Problem requirements: Each record that follows should be repeated exactly, with no pictures carried over.

Saved entries:
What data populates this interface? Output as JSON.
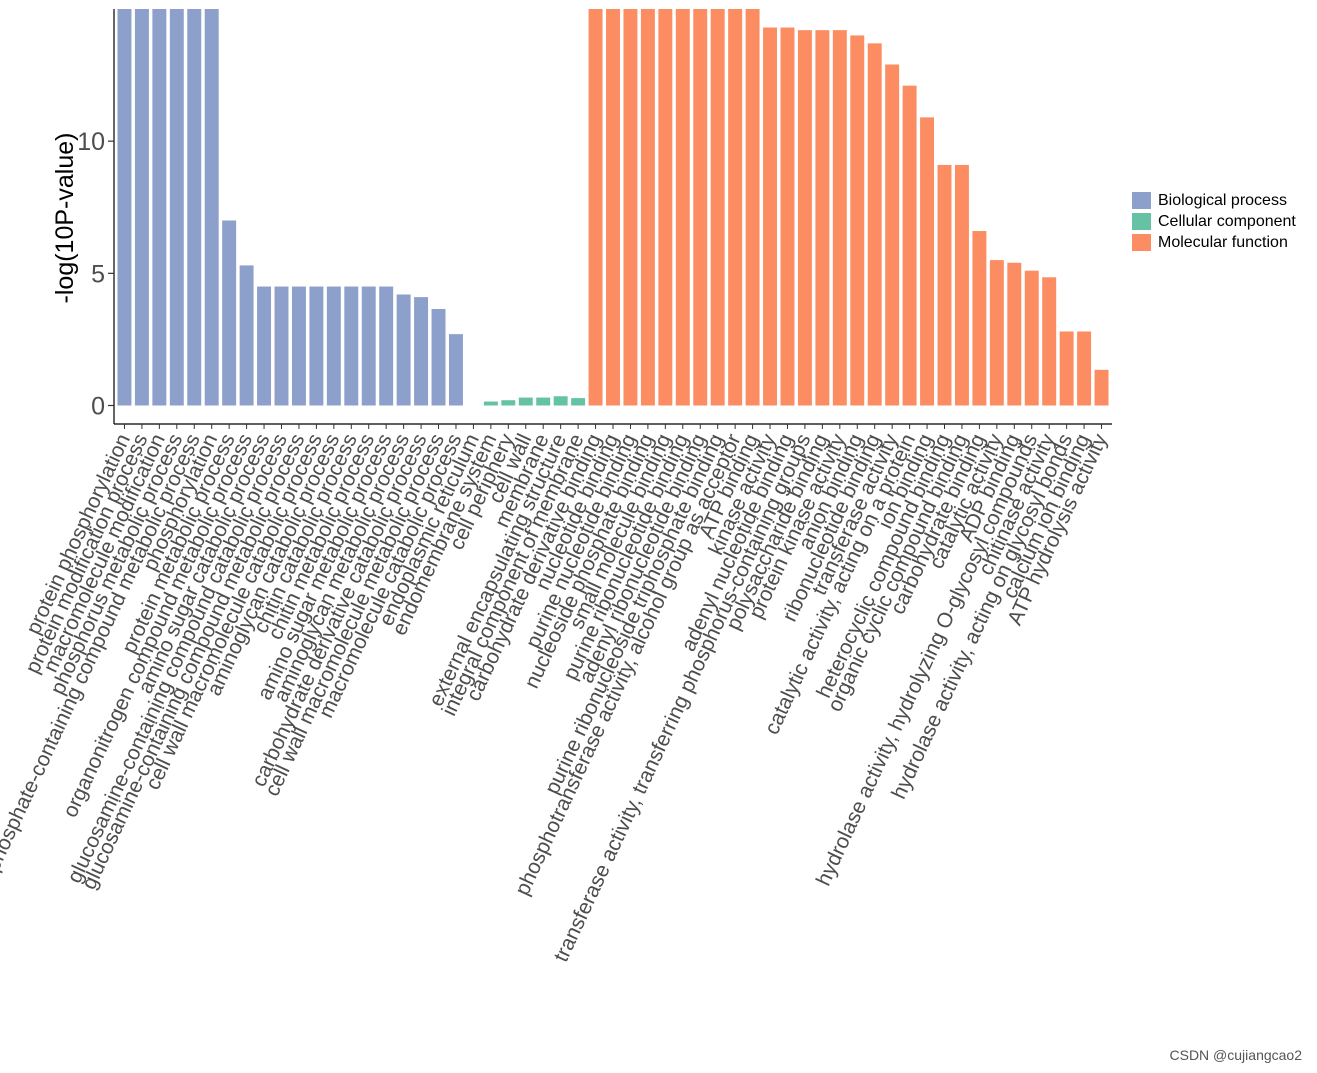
{
  "chart_data": {
    "type": "bar",
    "ylabel": "-log(10P-value)",
    "yticks": [
      0,
      5,
      10
    ],
    "ylim": [
      -0.7,
      15
    ],
    "legend_position": "right",
    "grid": false,
    "series": [
      {
        "name": "Biological process",
        "color": "#8DA0CB"
      },
      {
        "name": "Cellular component",
        "color": "#66C2A5"
      },
      {
        "name": "Molecular function",
        "color": "#FC8D62"
      }
    ],
    "bars": [
      {
        "label": "protein phosphorylation",
        "value": 15,
        "group": 0
      },
      {
        "label": "protein modification process",
        "value": 15,
        "group": 0
      },
      {
        "label": "macromolecule modification",
        "value": 15,
        "group": 0
      },
      {
        "label": "phosphorus metabolic process",
        "value": 15,
        "group": 0
      },
      {
        "label": "phosphate-containing compound metabolic process",
        "value": 15,
        "group": 0
      },
      {
        "label": "phosphorylation",
        "value": 15,
        "group": 0
      },
      {
        "label": "protein metabolic process",
        "value": 7.0,
        "group": 0
      },
      {
        "label": "organonitrogen compound metabolic process",
        "value": 5.3,
        "group": 0
      },
      {
        "label": "amino sugar catabolic process",
        "value": 4.5,
        "group": 0
      },
      {
        "label": "glucosamine-containing compound catabolic process",
        "value": 4.5,
        "group": 0
      },
      {
        "label": "glucosamine-containing compound metabolic process",
        "value": 4.5,
        "group": 0
      },
      {
        "label": "cell wall macromolecule catabolic process",
        "value": 4.5,
        "group": 0
      },
      {
        "label": "aminoglycan catabolic process",
        "value": 4.5,
        "group": 0
      },
      {
        "label": "chitin catabolic process",
        "value": 4.5,
        "group": 0
      },
      {
        "label": "chitin metabolic process",
        "value": 4.5,
        "group": 0
      },
      {
        "label": "amino sugar metabolic process",
        "value": 4.5,
        "group": 0
      },
      {
        "label": "aminoglycan metabolic process",
        "value": 4.2,
        "group": 0
      },
      {
        "label": "carbohydrate derivative catabolic process",
        "value": 4.1,
        "group": 0
      },
      {
        "label": "cell wall macromolecule metabolic process",
        "value": 3.65,
        "group": 0
      },
      {
        "label": "macromolecule catabolic process",
        "value": 2.7,
        "group": 0
      },
      {
        "label": "endoplasmic reticulum",
        "value": 0,
        "group": 1
      },
      {
        "label": "endomembrane system",
        "value": 0.15,
        "group": 1
      },
      {
        "label": "cell periphery",
        "value": 0.2,
        "group": 1
      },
      {
        "label": "cell wall",
        "value": 0.3,
        "group": 1
      },
      {
        "label": "membrane",
        "value": 0.3,
        "group": 1
      },
      {
        "label": "external encapsulating structure",
        "value": 0.35,
        "group": 1
      },
      {
        "label": "integral component of membrane",
        "value": 0.28,
        "group": 1
      },
      {
        "label": "carbohydrate derivative binding",
        "value": 15,
        "group": 2
      },
      {
        "label": "nucleotide binding",
        "value": 15,
        "group": 2
      },
      {
        "label": "purine nucleotide binding",
        "value": 15,
        "group": 2
      },
      {
        "label": "nucleoside phosphate binding",
        "value": 15,
        "group": 2
      },
      {
        "label": "small molecule binding",
        "value": 15,
        "group": 2
      },
      {
        "label": "purine ribonucleotide binding",
        "value": 15,
        "group": 2
      },
      {
        "label": "adenyl ribonucleotide binding",
        "value": 15,
        "group": 2
      },
      {
        "label": "purine ribonucleoside triphosphate binding",
        "value": 15,
        "group": 2
      },
      {
        "label": "phosphotransferase activity, alcohol group as acceptor",
        "value": 15,
        "group": 2
      },
      {
        "label": "ATP binding",
        "value": 15,
        "group": 2
      },
      {
        "label": "kinase activity",
        "value": 14.3,
        "group": 2
      },
      {
        "label": "adenyl nucleotide binding",
        "value": 14.3,
        "group": 2
      },
      {
        "label": "transferase activity, transferring phosphorus-containing groups",
        "value": 14.2,
        "group": 2
      },
      {
        "label": "polysaccharide binding",
        "value": 14.2,
        "group": 2
      },
      {
        "label": "protein kinase activity",
        "value": 14.2,
        "group": 2
      },
      {
        "label": "anion binding",
        "value": 14.0,
        "group": 2
      },
      {
        "label": "ribonucleotide binding",
        "value": 13.7,
        "group": 2
      },
      {
        "label": "transferase activity",
        "value": 12.9,
        "group": 2
      },
      {
        "label": "catalytic activity, acting on a protein",
        "value": 12.1,
        "group": 2
      },
      {
        "label": "ion binding",
        "value": 10.9,
        "group": 2
      },
      {
        "label": "heterocyclic compound binding",
        "value": 9.1,
        "group": 2
      },
      {
        "label": "organic cyclic compound binding",
        "value": 9.1,
        "group": 2
      },
      {
        "label": "carbohydrate binding",
        "value": 6.6,
        "group": 2
      },
      {
        "label": "catalytic activity",
        "value": 5.5,
        "group": 2
      },
      {
        "label": "ADP binding",
        "value": 5.4,
        "group": 2
      },
      {
        "label": "hydrolase activity, hydrolyzing O-glycosyl compounds",
        "value": 5.1,
        "group": 2
      },
      {
        "label": "chitinase activity",
        "value": 4.85,
        "group": 2
      },
      {
        "label": "hydrolase activity, acting on glycosyl bonds",
        "value": 2.8,
        "group": 2
      },
      {
        "label": "calcium ion binding",
        "value": 2.8,
        "group": 2
      },
      {
        "label": "ATP hydrolysis activity",
        "value": 1.35,
        "group": 2
      }
    ]
  },
  "watermark": "CSDN @cujiangcao2"
}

Response area:
What data populates this interface? Output as JSON.
{
  "chart_data": {
    "type": "bar",
    "ylabel": "-log(10P-value)",
    "yticks": [
      0,
      5,
      10
    ],
    "ylim": [
      -0.7,
      15
    ],
    "legend_position": "right",
    "grid": false,
    "series": [
      {
        "name": "Biological process",
        "color": "#8DA0CB"
      },
      {
        "name": "Cellular component",
        "color": "#66C2A5"
      },
      {
        "name": "Molecular function",
        "color": "#FC8D62"
      }
    ],
    "bars": [
      {
        "label": "protein phosphorylation",
        "value": 15,
        "group": 0
      },
      {
        "label": "protein modification process",
        "value": 15,
        "group": 0
      },
      {
        "label": "macromolecule modification",
        "value": 15,
        "group": 0
      },
      {
        "label": "phosphorus metabolic process",
        "value": 15,
        "group": 0
      },
      {
        "label": "phosphate-containing compound metabolic process",
        "value": 15,
        "group": 0
      },
      {
        "label": "phosphorylation",
        "value": 15,
        "group": 0
      },
      {
        "label": "protein metabolic process",
        "value": 7.0,
        "group": 0
      },
      {
        "label": "organonitrogen compound metabolic process",
        "value": 5.3,
        "group": 0
      },
      {
        "label": "amino sugar catabolic process",
        "value": 4.5,
        "group": 0
      },
      {
        "label": "glucosamine-containing compound catabolic process",
        "value": 4.5,
        "group": 0
      },
      {
        "label": "glucosamine-containing compound metabolic process",
        "value": 4.5,
        "group": 0
      },
      {
        "label": "cell wall macromolecule catabolic process",
        "value": 4.5,
        "group": 0
      },
      {
        "label": "aminoglycan catabolic process",
        "value": 4.5,
        "group": 0
      },
      {
        "label": "chitin catabolic process",
        "value": 4.5,
        "group": 0
      },
      {
        "label": "chitin metabolic process",
        "value": 4.5,
        "group": 0
      },
      {
        "label": "amino sugar metabolic process",
        "value": 4.5,
        "group": 0
      },
      {
        "label": "aminoglycan metabolic process",
        "value": 4.2,
        "group": 0
      },
      {
        "label": "carbohydrate derivative catabolic process",
        "value": 4.1,
        "group": 0
      },
      {
        "label": "cell wall macromolecule metabolic process",
        "value": 3.65,
        "group": 0
      },
      {
        "label": "macromolecule catabolic process",
        "value": 2.7,
        "group": 0
      },
      {
        "label": "endoplasmic reticulum",
        "value": 0,
        "group": 1
      },
      {
        "label": "endomembrane system",
        "value": 0.15,
        "group": 1
      },
      {
        "label": "cell periphery",
        "value": 0.2,
        "group": 1
      },
      {
        "label": "cell wall",
        "value": 0.3,
        "group": 1
      },
      {
        "label": "membrane",
        "value": 0.3,
        "group": 1
      },
      {
        "label": "external encapsulating structure",
        "value": 0.35,
        "group": 1
      },
      {
        "label": "integral component of membrane",
        "value": 0.28,
        "group": 1
      },
      {
        "label": "carbohydrate derivative binding",
        "value": 15,
        "group": 2
      },
      {
        "label": "nucleotide binding",
        "value": 15,
        "group": 2
      },
      {
        "label": "purine nucleotide binding",
        "value": 15,
        "group": 2
      },
      {
        "label": "nucleoside phosphate binding",
        "value": 15,
        "group": 2
      },
      {
        "label": "small molecule binding",
        "value": 15,
        "group": 2
      },
      {
        "label": "purine ribonucleotide binding",
        "value": 15,
        "group": 2
      },
      {
        "label": "adenyl ribonucleotide binding",
        "value": 15,
        "group": 2
      },
      {
        "label": "purine ribonucleoside triphosphate binding",
        "value": 15,
        "group": 2
      },
      {
        "label": "phosphotransferase activity, alcohol group as acceptor",
        "value": 15,
        "group": 2
      },
      {
        "label": "ATP binding",
        "value": 15,
        "group": 2
      },
      {
        "label": "kinase activity",
        "value": 14.3,
        "group": 2
      },
      {
        "label": "adenyl nucleotide binding",
        "value": 14.3,
        "group": 2
      },
      {
        "label": "transferase activity, transferring phosphorus-containing groups",
        "value": 14.2,
        "group": 2
      },
      {
        "label": "polysaccharide binding",
        "value": 14.2,
        "group": 2
      },
      {
        "label": "protein kinase activity",
        "value": 14.2,
        "group": 2
      },
      {
        "label": "anion binding",
        "value": 14.0,
        "group": 2
      },
      {
        "label": "ribonucleotide binding",
        "value": 13.7,
        "group": 2
      },
      {
        "label": "transferase activity",
        "value": 12.9,
        "group": 2
      },
      {
        "label": "catalytic activity, acting on a protein",
        "value": 12.1,
        "group": 2
      },
      {
        "label": "ion binding",
        "value": 10.9,
        "group": 2
      },
      {
        "label": "heterocyclic compound binding",
        "value": 9.1,
        "group": 2
      },
      {
        "label": "organic cyclic compound binding",
        "value": 9.1,
        "group": 2
      },
      {
        "label": "carbohydrate binding",
        "value": 6.6,
        "group": 2
      },
      {
        "label": "catalytic activity",
        "value": 5.5,
        "group": 2
      },
      {
        "label": "ADP binding",
        "value": 5.4,
        "group": 2
      },
      {
        "label": "hydrolase activity, hydrolyzing O-glycosyl compounds",
        "value": 5.1,
        "group": 2
      },
      {
        "label": "chitinase activity",
        "value": 4.85,
        "group": 2
      },
      {
        "label": "hydrolase activity, acting on glycosyl bonds",
        "value": 2.8,
        "group": 2
      },
      {
        "label": "calcium ion binding",
        "value": 2.8,
        "group": 2
      },
      {
        "label": "ATP hydrolysis activity",
        "value": 1.35,
        "group": 2
      }
    ]
  },
  "watermark": "CSDN @cujiangcao2"
}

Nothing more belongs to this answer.